> **Problem requirements**:
Every line with the word "Республики" in it should be extracted from the data that follows.

> **Materials provided**:
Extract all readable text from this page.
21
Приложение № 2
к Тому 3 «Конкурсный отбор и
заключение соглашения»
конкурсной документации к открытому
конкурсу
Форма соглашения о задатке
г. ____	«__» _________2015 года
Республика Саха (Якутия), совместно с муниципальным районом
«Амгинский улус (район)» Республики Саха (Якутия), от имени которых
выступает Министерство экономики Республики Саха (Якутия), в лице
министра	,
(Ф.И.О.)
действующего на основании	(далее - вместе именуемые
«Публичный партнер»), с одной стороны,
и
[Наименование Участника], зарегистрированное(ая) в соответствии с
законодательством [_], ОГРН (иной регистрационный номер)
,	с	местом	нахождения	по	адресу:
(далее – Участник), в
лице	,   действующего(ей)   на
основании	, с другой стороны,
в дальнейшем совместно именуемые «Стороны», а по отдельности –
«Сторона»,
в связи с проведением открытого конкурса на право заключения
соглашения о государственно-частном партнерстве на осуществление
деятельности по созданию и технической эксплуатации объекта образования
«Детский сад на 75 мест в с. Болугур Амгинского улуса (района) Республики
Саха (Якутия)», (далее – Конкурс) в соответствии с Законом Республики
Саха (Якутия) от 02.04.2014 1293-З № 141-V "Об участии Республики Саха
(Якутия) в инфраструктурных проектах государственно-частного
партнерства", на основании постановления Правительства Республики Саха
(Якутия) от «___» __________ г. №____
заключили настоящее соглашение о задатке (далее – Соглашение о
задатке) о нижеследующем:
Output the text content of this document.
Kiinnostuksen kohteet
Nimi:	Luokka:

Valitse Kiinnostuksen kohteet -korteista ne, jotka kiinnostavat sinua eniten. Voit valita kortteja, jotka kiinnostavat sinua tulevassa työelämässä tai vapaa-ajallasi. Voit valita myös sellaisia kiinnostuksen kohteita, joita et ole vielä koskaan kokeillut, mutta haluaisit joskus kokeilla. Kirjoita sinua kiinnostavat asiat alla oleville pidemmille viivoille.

> **Result of this task**:
«Амгинский улус (район)» Республики Саха (Якутия), от имени которых
выступает Министерство экономики Республики Саха (Якутия), в лице
«Детский сад на 75 мест в с. Болугур Амгинского улуса (района) Республики
Саха (Якутия)», (далее – Конкурс) в соответствии с Законом Республики
Саха (Якутия) от 02.04.2014 1293-З № 141-V "Об участии Республики Саха
партнерства", на основании постановления Правительства Республики Саха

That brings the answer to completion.